Print the records again, character for character.
....................
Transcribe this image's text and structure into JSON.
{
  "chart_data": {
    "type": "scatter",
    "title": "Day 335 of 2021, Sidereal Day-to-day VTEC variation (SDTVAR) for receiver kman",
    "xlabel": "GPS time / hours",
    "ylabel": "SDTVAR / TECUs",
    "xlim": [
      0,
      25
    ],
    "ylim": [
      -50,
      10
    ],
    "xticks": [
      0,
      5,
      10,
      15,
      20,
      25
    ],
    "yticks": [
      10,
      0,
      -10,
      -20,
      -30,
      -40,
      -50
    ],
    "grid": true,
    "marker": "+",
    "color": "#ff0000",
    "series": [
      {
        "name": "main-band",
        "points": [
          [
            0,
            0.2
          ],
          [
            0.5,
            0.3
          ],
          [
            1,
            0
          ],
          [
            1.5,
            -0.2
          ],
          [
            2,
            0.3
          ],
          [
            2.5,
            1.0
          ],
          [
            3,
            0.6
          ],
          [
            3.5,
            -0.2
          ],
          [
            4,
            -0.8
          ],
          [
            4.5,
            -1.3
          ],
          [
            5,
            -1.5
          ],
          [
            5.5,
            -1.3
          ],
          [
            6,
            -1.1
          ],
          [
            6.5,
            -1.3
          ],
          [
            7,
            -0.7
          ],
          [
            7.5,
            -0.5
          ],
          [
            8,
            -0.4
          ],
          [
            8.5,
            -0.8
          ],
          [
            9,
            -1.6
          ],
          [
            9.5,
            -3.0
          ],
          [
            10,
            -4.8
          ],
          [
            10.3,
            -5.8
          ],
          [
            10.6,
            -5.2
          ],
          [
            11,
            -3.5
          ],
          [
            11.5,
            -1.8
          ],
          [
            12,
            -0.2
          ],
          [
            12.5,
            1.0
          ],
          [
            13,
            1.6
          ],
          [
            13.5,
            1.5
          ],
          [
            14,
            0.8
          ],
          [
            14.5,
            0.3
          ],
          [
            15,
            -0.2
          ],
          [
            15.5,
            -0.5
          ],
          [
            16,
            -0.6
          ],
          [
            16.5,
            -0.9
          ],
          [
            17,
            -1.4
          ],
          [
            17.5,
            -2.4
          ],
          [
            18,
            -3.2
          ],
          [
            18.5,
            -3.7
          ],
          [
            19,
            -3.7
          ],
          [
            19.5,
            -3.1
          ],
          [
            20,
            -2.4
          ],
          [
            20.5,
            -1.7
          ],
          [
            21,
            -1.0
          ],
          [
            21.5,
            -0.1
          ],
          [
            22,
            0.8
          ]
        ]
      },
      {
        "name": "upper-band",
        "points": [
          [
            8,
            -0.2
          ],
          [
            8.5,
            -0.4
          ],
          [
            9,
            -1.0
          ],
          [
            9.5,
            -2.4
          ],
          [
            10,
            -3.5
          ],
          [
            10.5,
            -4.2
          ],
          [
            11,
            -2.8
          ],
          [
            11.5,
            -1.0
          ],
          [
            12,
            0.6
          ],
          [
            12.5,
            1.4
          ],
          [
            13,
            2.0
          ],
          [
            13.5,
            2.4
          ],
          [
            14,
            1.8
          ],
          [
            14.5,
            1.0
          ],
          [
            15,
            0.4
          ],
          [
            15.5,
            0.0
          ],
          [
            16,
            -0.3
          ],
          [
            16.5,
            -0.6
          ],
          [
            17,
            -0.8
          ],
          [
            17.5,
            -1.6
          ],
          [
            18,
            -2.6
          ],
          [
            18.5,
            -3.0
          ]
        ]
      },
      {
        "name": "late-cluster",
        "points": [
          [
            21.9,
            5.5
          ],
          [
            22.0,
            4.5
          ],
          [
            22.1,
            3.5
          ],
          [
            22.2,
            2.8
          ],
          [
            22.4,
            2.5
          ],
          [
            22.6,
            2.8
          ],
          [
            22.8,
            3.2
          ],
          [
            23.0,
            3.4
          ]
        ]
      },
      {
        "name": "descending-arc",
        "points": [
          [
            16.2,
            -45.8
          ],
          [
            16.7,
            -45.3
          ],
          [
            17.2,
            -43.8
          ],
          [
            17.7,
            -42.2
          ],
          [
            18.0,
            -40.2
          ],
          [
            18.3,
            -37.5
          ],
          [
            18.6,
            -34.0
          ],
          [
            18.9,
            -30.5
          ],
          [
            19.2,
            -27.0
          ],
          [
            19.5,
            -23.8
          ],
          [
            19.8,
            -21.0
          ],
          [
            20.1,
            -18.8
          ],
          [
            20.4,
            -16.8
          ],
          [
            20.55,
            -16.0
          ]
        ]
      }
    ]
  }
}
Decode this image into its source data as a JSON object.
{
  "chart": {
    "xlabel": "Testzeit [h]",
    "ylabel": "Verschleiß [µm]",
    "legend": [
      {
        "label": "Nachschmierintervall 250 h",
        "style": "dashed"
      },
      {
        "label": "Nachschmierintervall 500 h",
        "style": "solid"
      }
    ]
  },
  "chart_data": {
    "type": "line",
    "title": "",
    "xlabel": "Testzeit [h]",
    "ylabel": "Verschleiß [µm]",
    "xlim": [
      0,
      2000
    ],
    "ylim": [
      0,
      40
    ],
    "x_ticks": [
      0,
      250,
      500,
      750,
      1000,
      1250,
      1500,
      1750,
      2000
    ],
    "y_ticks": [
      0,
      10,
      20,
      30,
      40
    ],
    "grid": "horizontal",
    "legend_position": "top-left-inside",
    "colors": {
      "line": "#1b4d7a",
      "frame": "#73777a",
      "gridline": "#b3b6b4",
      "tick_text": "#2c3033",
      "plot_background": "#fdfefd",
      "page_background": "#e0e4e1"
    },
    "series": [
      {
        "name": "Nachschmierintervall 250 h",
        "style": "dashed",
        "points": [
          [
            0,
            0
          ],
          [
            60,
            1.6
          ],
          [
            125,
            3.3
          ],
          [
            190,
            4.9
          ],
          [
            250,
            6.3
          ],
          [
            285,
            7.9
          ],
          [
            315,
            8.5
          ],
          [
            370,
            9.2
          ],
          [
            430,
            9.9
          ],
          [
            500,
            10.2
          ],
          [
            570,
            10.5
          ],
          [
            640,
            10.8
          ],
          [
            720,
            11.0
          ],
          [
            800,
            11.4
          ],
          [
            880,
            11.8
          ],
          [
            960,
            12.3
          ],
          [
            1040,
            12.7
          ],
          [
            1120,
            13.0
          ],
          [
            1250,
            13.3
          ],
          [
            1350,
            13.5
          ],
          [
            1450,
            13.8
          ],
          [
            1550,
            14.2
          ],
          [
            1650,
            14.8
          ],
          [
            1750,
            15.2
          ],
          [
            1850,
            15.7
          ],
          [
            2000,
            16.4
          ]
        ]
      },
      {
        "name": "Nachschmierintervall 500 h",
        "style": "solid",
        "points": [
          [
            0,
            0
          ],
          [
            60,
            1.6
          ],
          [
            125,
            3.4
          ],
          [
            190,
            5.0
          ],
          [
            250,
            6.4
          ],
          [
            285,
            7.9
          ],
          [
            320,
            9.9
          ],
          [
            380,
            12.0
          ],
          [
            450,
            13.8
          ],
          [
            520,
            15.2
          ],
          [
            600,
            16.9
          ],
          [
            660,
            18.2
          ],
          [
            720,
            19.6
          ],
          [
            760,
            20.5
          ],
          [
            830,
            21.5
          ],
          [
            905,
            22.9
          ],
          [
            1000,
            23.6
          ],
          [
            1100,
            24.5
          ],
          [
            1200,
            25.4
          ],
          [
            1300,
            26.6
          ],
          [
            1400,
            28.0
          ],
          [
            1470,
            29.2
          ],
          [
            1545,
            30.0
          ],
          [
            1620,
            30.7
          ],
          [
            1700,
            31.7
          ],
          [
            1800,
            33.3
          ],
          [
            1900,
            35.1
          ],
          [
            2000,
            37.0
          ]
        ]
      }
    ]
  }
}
....................
Finished answer »
Transcribe this image's text and structure into JSON.
{
  "chart_data": {
    "type": "scatter",
    "title": "Day 335 of 2021, Sidereal Day-to-day VTEC variation (SDTVAR) for receiver kman",
    "xlabel": "GPS time / hours",
    "ylabel": "SDTVAR / TECUs",
    "xlim": [
      0,
      25
    ],
    "ylim": [
      -50,
      10
    ],
    "xticks": [
      0,
      5,
      10,
      15,
      20,
      25
    ],
    "yticks": [
      10,
      0,
      -10,
      -20,
      -30,
      -40,
      -50
    ],
    "grid": true,
    "marker": "+",
    "color": "#ff0000",
    "series": [
      {
        "name": "main-band",
        "points": [
          [
            0,
            0.2
          ],
          [
            0.5,
            0.3
          ],
          [
            1,
            0
          ],
          [
            1.5,
            -0.2
          ],
          [
            2,
            0.3
          ],
          [
            2.5,
            1.0
          ],
          [
            3,
            0.6
          ],
          [
            3.5,
            -0.2
          ],
          [
            4,
            -0.8
          ],
          [
            4.5,
            -1.3
          ],
          [
            5,
            -1.5
          ],
          [
            5.5,
            -1.3
          ],
          [
            6,
            -1.1
          ],
          [
            6.5,
            -1.3
          ],
          [
            7,
            -0.7
          ],
          [
            7.5,
            -0.5
          ],
          [
            8,
            -0.4
          ],
          [
            8.5,
            -0.8
          ],
          [
            9,
            -1.6
          ],
          [
            9.5,
            -3.0
          ],
          [
            10,
            -4.8
          ],
          [
            10.3,
            -5.8
          ],
          [
            10.6,
            -5.2
          ],
          [
            11,
            -3.5
          ],
          [
            11.5,
            -1.8
          ],
          [
            12,
            -0.2
          ],
          [
            12.5,
            1.0
          ],
          [
            13,
            1.6
          ],
          [
            13.5,
            1.5
          ],
          [
            14,
            0.8
          ],
          [
            14.5,
            0.3
          ],
          [
            15,
            -0.2
          ],
          [
            15.5,
            -0.5
          ],
          [
            16,
            -0.6
          ],
          [
            16.5,
            -0.9
          ],
          [
            17,
            -1.4
          ],
          [
            17.5,
            -2.4
          ],
          [
            18,
            -3.2
          ],
          [
            18.5,
            -3.7
          ],
          [
            19,
            -3.7
          ],
          [
            19.5,
            -3.1
          ],
          [
            20,
            -2.4
          ],
          [
            20.5,
            -1.7
          ],
          [
            21,
            -1.0
          ],
          [
            21.5,
            -0.1
          ],
          [
            22,
            0.8
          ]
        ]
      },
      {
        "name": "upper-band",
        "points": [
          [
            8,
            -0.2
          ],
          [
            8.5,
            -0.4
          ],
          [
            9,
            -1.0
          ],
          [
            9.5,
            -2.4
          ],
          [
            10,
            -3.5
          ],
          [
            10.5,
            -4.2
          ],
          [
            11,
            -2.8
          ],
          [
            11.5,
            -1.0
          ],
          [
            12,
            0.6
          ],
          [
            12.5,
            1.4
          ],
          [
            13,
            2.0
          ],
          [
            13.5,
            2.4
          ],
          [
            14,
            1.8
          ],
          [
            14.5,
            1.0
          ],
          [
            15,
            0.4
          ],
          [
            15.5,
            0.0
          ],
          [
            16,
            -0.3
          ],
          [
            16.5,
            -0.6
          ],
          [
            17,
            -0.8
          ],
          [
            17.5,
            -1.6
          ],
          [
            18,
            -2.6
          ],
          [
            18.5,
            -3.0
          ]
        ]
      },
      {
        "name": "late-cluster",
        "points": [
          [
            21.9,
            5.5
          ],
          [
            22.0,
            4.5
          ],
          [
            22.1,
            3.5
          ],
          [
            22.2,
            2.8
          ],
          [
            22.4,
            2.5
          ],
          [
            22.6,
            2.8
          ],
          [
            22.8,
            3.2
          ],
          [
            23.0,
            3.4
          ]
        ]
      },
      {
        "name": "descending-arc",
        "points": [
          [
            16.2,
            -45.8
          ],
          [
            16.7,
            -45.3
          ],
          [
            17.2,
            -43.8
          ],
          [
            17.7,
            -42.2
          ],
          [
            18.0,
            -40.2
          ],
          [
            18.3,
            -37.5
          ],
          [
            18.6,
            -34.0
          ],
          [
            18.9,
            -30.5
          ],
          [
            19.2,
            -27.0
          ],
          [
            19.5,
            -23.8
          ],
          [
            19.8,
            -21.0
          ],
          [
            20.1,
            -18.8
          ],
          [
            20.4,
            -16.8
          ],
          [
            20.55,
            -16.0
          ]
        ]
      }
    ]
  }
}
Decode this image into its source data as a JSON object.
{
  "chart": {
    "xlabel": "Testzeit [h]",
    "ylabel": "Verschleiß [µm]",
    "legend": [
      {
        "label": "Nachschmierintervall 250 h",
        "style": "dashed"
      },
      {
        "label": "Nachschmierintervall 500 h",
        "style": "solid"
      }
    ]
  },
  "chart_data": {
    "type": "line",
    "title": "",
    "xlabel": "Testzeit [h]",
    "ylabel": "Verschleiß [µm]",
    "xlim": [
      0,
      2000
    ],
    "ylim": [
      0,
      40
    ],
    "x_ticks": [
      0,
      250,
      500,
      750,
      1000,
      1250,
      1500,
      1750,
      2000
    ],
    "y_ticks": [
      0,
      10,
      20,
      30,
      40
    ],
    "grid": "horizontal",
    "legend_position": "top-left-inside",
    "colors": {
      "line": "#1b4d7a",
      "frame": "#73777a",
      "gridline": "#b3b6b4",
      "tick_text": "#2c3033",
      "plot_background": "#fdfefd",
      "page_background": "#e0e4e1"
    },
    "series": [
      {
        "name": "Nachschmierintervall 250 h",
        "style": "dashed",
        "points": [
          [
            0,
            0
          ],
          [
            60,
            1.6
          ],
          [
            125,
            3.3
          ],
          [
            190,
            4.9
          ],
          [
            250,
            6.3
          ],
          [
            285,
            7.9
          ],
          [
            315,
            8.5
          ],
          [
            370,
            9.2
          ],
          [
            430,
            9.9
          ],
          [
            500,
            10.2
          ],
          [
            570,
            10.5
          ],
          [
            640,
            10.8
          ],
          [
            720,
            11.0
          ],
          [
            800,
            11.4
          ],
          [
            880,
            11.8
          ],
          [
            960,
            12.3
          ],
          [
            1040,
            12.7
          ],
          [
            1120,
            13.0
          ],
          [
            1250,
            13.3
          ],
          [
            1350,
            13.5
          ],
          [
            1450,
            13.8
          ],
          [
            1550,
            14.2
          ],
          [
            1650,
            14.8
          ],
          [
            1750,
            15.2
          ],
          [
            1850,
            15.7
          ],
          [
            2000,
            16.4
          ]
        ]
      },
      {
        "name": "Nachschmierintervall 500 h",
        "style": "solid",
        "points": [
          [
            0,
            0
          ],
          [
            60,
            1.6
          ],
          [
            125,
            3.4
          ],
          [
            190,
            5.0
          ],
          [
            250,
            6.4
          ],
          [
            285,
            7.9
          ],
          [
            320,
            9.9
          ],
          [
            380,
            12.0
          ],
          [
            450,
            13.8
          ],
          [
            520,
            15.2
          ],
          [
            600,
            16.9
          ],
          [
            660,
            18.2
          ],
          [
            720,
            19.6
          ],
          [
            760,
            20.5
          ],
          [
            830,
            21.5
          ],
          [
            905,
            22.9
          ],
          [
            1000,
            23.6
          ],
          [
            1100,
            24.5
          ],
          [
            1200,
            25.4
          ],
          [
            1300,
            26.6
          ],
          [
            1400,
            28.0
          ],
          [
            1470,
            29.2
          ],
          [
            1545,
            30.0
          ],
          [
            1620,
            30.7
          ],
          [
            1700,
            31.7
          ],
          [
            1800,
            33.3
          ],
          [
            1900,
            35.1
          ],
          [
            2000,
            37.0
          ]
        ]
      }
    ]
  }
}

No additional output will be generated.